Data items

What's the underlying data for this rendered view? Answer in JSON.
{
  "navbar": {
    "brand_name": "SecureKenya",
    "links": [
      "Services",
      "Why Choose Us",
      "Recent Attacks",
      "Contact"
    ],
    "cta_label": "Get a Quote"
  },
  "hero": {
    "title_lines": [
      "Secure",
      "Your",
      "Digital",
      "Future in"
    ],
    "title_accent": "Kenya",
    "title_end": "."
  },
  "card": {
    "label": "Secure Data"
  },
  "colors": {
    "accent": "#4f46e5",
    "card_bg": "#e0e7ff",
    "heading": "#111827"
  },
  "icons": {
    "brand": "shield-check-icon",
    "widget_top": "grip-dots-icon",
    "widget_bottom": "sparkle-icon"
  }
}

> _THE PROBLEM_: Extract the complete listing verbatim.

> _SOLUTION_:
What's the underlying data for this rendered view? Answer in JSON.
{
  "navbar": {
    "brand_name": "SecureKenya",
    "links": [
      "Services",
      "Why Choose Us",
      "Recent Attacks",
      "Contact"
    ],
    "cta_label": "Get a Quote"
  },
  "hero": {
    "title_lines": [
      "Secure",
      "Your",
      "Digital",
      "Future in"
    ],
    "title_accent": "Kenya",
    "title_end": "."
  },
  "card": {
    "label": "Secure Data"
  },
  "colors": {
    "accent": "#4f46e5",
    "card_bg": "#e0e7ff",
    "heading": "#111827"
  },
  "icons": {
    "brand": "shield-check-icon",
    "widget_top": "grip-dots-icon",
    "widget_bottom": "sparkle-icon"
  }
}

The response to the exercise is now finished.